__Task directions__
Repeat the data verbatim.

---------- Supplied entries

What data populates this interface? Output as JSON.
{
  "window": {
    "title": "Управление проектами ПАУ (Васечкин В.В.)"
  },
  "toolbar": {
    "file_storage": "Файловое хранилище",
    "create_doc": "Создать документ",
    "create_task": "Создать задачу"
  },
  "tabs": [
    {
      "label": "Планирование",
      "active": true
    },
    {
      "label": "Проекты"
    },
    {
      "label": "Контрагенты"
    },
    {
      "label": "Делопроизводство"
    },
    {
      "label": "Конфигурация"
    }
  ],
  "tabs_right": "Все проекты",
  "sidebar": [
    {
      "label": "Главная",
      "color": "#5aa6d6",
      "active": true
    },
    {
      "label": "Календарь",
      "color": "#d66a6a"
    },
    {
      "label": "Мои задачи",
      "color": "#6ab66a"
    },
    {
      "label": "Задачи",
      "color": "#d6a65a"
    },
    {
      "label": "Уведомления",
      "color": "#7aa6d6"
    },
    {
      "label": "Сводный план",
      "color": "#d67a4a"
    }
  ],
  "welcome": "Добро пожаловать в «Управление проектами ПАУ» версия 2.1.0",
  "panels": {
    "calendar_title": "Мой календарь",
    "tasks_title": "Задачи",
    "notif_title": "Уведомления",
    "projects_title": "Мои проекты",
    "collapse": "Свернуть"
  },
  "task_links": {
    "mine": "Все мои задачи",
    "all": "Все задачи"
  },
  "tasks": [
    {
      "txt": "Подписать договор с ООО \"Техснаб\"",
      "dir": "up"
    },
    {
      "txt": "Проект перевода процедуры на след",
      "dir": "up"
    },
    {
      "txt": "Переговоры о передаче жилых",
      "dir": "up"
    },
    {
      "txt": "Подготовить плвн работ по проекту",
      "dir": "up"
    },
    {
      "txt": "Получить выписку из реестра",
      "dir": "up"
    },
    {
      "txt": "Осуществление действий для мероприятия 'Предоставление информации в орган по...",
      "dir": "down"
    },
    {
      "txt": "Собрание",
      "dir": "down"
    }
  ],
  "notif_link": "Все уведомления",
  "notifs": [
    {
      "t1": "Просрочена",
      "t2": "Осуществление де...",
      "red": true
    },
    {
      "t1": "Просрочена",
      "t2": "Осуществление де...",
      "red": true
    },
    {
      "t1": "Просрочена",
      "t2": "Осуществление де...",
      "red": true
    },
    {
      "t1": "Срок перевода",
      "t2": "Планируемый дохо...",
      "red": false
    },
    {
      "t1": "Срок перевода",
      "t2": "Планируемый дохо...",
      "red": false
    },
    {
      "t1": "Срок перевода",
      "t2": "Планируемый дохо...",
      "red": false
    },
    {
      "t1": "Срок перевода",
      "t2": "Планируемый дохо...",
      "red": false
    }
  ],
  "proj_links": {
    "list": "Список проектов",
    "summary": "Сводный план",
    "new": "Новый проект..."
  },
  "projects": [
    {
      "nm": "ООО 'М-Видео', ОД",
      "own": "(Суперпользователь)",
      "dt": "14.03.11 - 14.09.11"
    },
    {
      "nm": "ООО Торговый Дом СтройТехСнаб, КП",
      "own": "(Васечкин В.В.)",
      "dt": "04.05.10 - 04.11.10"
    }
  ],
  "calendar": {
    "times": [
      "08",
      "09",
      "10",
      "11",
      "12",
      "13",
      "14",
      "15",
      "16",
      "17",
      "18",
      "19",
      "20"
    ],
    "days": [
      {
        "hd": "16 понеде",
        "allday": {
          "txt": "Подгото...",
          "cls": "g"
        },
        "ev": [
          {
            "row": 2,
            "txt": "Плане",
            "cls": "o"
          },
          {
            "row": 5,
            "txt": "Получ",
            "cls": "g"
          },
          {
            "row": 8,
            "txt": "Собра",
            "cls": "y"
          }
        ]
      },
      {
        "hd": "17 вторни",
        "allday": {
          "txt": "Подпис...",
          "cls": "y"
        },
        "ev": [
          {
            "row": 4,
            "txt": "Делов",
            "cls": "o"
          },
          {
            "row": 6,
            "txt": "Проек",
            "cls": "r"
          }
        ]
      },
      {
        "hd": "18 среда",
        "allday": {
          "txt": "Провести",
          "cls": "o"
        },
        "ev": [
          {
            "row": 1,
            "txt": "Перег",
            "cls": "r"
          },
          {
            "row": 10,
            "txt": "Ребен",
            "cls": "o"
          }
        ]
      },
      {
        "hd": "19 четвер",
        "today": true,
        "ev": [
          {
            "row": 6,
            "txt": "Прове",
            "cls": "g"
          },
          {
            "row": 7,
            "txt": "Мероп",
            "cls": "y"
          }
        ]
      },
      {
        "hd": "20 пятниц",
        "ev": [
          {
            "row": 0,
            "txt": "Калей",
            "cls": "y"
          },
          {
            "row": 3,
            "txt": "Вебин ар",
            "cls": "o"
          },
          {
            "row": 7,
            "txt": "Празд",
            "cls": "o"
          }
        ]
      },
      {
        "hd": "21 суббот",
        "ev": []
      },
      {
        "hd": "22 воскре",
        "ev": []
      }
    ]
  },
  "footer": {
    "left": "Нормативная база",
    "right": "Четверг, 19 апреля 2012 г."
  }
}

--------------------

__The solution__
What data populates this interface? Output as JSON.
{
  "window": {
    "title": "Управление проектами ПАУ (Васечкин В.В.)"
  },
  "toolbar": {
    "file_storage": "Файловое хранилище",
    "create_doc": "Создать документ",
    "create_task": "Создать задачу"
  },
  "tabs": [
    {
      "label": "Планирование",
      "active": true
    },
    {
      "label": "Проекты"
    },
    {
      "label": "Контрагенты"
    },
    {
      "label": "Делопроизводство"
    },
    {
      "label": "Конфигурация"
    }
  ],
  "tabs_right": "Все проекты",
  "sidebar": [
    {
      "label": "Главная",
      "color": "#5aa6d6",
      "active": true
    },
    {
      "label": "Календарь",
      "color": "#d66a6a"
    },
    {
      "label": "Мои задачи",
      "color": "#6ab66a"
    },
    {
      "label": "Задачи",
      "color": "#d6a65a"
    },
    {
      "label": "Уведомления",
      "color": "#7aa6d6"
    },
    {
      "label": "Сводный план",
      "color": "#d67a4a"
    }
  ],
  "welcome": "Добро пожаловать в «Управление проектами ПАУ» версия 2.1.0",
  "panels": {
    "calendar_title": "Мой календарь",
    "tasks_title": "Задачи",
    "notif_title": "Уведомления",
    "projects_title": "Мои проекты",
    "collapse": "Свернуть"
  },
  "task_links": {
    "mine": "Все мои задачи",
    "all": "Все задачи"
  },
  "tasks": [
    {
      "txt": "Подписать договор с ООО \"Техснаб\"",
      "dir": "up"
    },
    {
      "txt": "Проект перевода процедуры на след",
      "dir": "up"
    },
    {
      "txt": "Переговоры о передаче жилых",
      "dir": "up"
    },
    {
      "txt": "Подготовить плвн работ по проекту",
      "dir": "up"
    },
    {
      "txt": "Получить выписку из реестра",
      "dir": "up"
    },
    {
      "txt": "Осуществление действий для мероприятия 'Предоставление информации в орган по...",
      "dir": "down"
    },
    {
      "txt": "Собрание",
      "dir": "down"
    }
  ],
  "notif_link": "Все уведомления",
  "notifs": [
    {
      "t1": "Просрочена",
      "t2": "Осуществление де...",
      "red": true
    },
    {
      "t1": "Просрочена",
      "t2": "Осуществление де...",
      "red": true
    },
    {
      "t1": "Просрочена",
      "t2": "Осуществление де...",
      "red": true
    },
    {
      "t1": "Срок перевода",
      "t2": "Планируемый дохо...",
      "red": false
    },
    {
      "t1": "Срок перевода",
      "t2": "Планируемый дохо...",
      "red": false
    },
    {
      "t1": "Срок перевода",
      "t2": "Планируемый дохо...",
      "red": false
    },
    {
      "t1": "Срок перевода",
      "t2": "Планируемый дохо...",
      "red": false
    }
  ],
  "proj_links": {
    "list": "Список проектов",
    "summary": "Сводный план",
    "new": "Новый проект..."
  },
  "projects": [
    {
      "nm": "ООО 'М-Видео', ОД",
      "own": "(Суперпользователь)",
      "dt": "14.03.11 - 14.09.11"
    },
    {
      "nm": "ООО Торговый Дом СтройТехСнаб, КП",
      "own": "(Васечкин В.В.)",
      "dt": "04.05.10 - 04.11.10"
    }
  ],
  "calendar": {
    "times": [
      "08",
      "09",
      "10",
      "11",
      "12",
      "13",
      "14",
      "15",
      "16",
      "17",
      "18",
      "19",
      "20"
    ],
    "days": [
      {
        "hd": "16 понеде",
        "allday": {
          "txt": "Подгото...",
          "cls": "g"
        },
        "ev": [
          {
            "row": 2,
            "txt": "Плане",
            "cls": "o"
          },
          {
            "row": 5,
            "txt": "Получ",
            "cls": "g"
          },
          {
            "row": 8,
            "txt": "Собра",
            "cls": "y"
          }
        ]
      },
      {
        "hd": "17 вторни",
        "allday": {
          "txt": "Подпис...",
          "cls": "y"
        },
        "ev": [
          {
            "row": 4,
            "txt": "Делов",
            "cls": "o"
          },
          {
            "row": 6,
            "txt": "Проек",
            "cls": "r"
          }
        ]
      },
      {
        "hd": "18 среда",
        "allday": {
          "txt": "Провести",
          "cls": "o"
        },
        "ev": [
          {
            "row": 1,
            "txt": "Перег",
            "cls": "r"
          },
          {
            "row": 10,
            "txt": "Ребен",
            "cls": "o"
          }
        ]
      },
      {
        "hd": "19 четвер",
        "today": true,
        "ev": [
          {
            "row": 6,
            "txt": "Прове",
            "cls": "g"
          },
          {
            "row": 7,
            "txt": "Мероп",
            "cls": "y"
          }
        ]
      },
      {
        "hd": "20 пятниц",
        "ev": [
          {
            "row": 0,
            "txt": "Калей",
            "cls": "y"
          },
          {
            "row": 3,
            "txt": "Вебин ар",
            "cls": "o"
          },
          {
            "row": 7,
            "txt": "Празд",
            "cls": "o"
          }
        ]
      },
      {
        "hd": "21 суббот",
        "ev": []
      },
      {
        "hd": "22 воскре",
        "ev": []
      }
    ]
  },
  "footer": {
    "left": "Нормативная база",
    "right": "Четверг, 19 апреля 2012 г."
  }
}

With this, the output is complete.